▶

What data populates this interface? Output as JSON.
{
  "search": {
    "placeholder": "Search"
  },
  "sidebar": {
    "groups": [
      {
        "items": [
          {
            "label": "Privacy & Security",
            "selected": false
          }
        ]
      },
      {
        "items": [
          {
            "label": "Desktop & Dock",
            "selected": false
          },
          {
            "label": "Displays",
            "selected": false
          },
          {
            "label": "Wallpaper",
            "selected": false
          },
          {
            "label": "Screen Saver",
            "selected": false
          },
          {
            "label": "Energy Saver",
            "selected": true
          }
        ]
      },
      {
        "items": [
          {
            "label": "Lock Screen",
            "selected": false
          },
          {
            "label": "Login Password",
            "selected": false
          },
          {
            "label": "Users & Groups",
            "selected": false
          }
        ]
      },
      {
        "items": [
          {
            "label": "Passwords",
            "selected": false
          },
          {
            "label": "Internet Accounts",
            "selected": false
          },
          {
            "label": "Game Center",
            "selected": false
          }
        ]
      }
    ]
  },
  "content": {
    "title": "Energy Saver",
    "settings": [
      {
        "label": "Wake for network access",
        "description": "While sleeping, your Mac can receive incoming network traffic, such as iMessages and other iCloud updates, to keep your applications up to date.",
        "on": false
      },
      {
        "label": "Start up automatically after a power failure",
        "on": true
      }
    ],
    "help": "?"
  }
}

◀

Copy out the whole listing exactly.

▶ _OUTPUT FOR THIS EXERCISE_
What data populates this interface? Output as JSON.
{
  "search": {
    "placeholder": "Search"
  },
  "sidebar": {
    "groups": [
      {
        "items": [
          {
            "label": "Privacy & Security",
            "selected": false
          }
        ]
      },
      {
        "items": [
          {
            "label": "Desktop & Dock",
            "selected": false
          },
          {
            "label": "Displays",
            "selected": false
          },
          {
            "label": "Wallpaper",
            "selected": false
          },
          {
            "label": "Screen Saver",
            "selected": false
          },
          {
            "label": "Energy Saver",
            "selected": true
          }
        ]
      },
      {
        "items": [
          {
            "label": "Lock Screen",
            "selected": false
          },
          {
            "label": "Login Password",
            "selected": false
          },
          {
            "label": "Users & Groups",
            "selected": false
          }
        ]
      },
      {
        "items": [
          {
            "label": "Passwords",
            "selected": false
          },
          {
            "label": "Internet Accounts",
            "selected": false
          },
          {
            "label": "Game Center",
            "selected": false
          }
        ]
      }
    ]
  },
  "content": {
    "title": "Energy Saver",
    "settings": [
      {
        "label": "Wake for network access",
        "description": "While sleeping, your Mac can receive incoming network traffic, such as iMessages and other iCloud updates, to keep your applications up to date.",
        "on": false
      },
      {
        "label": "Start up automatically after a power failure",
        "on": true
      }
    ],
    "help": "?"
  }
}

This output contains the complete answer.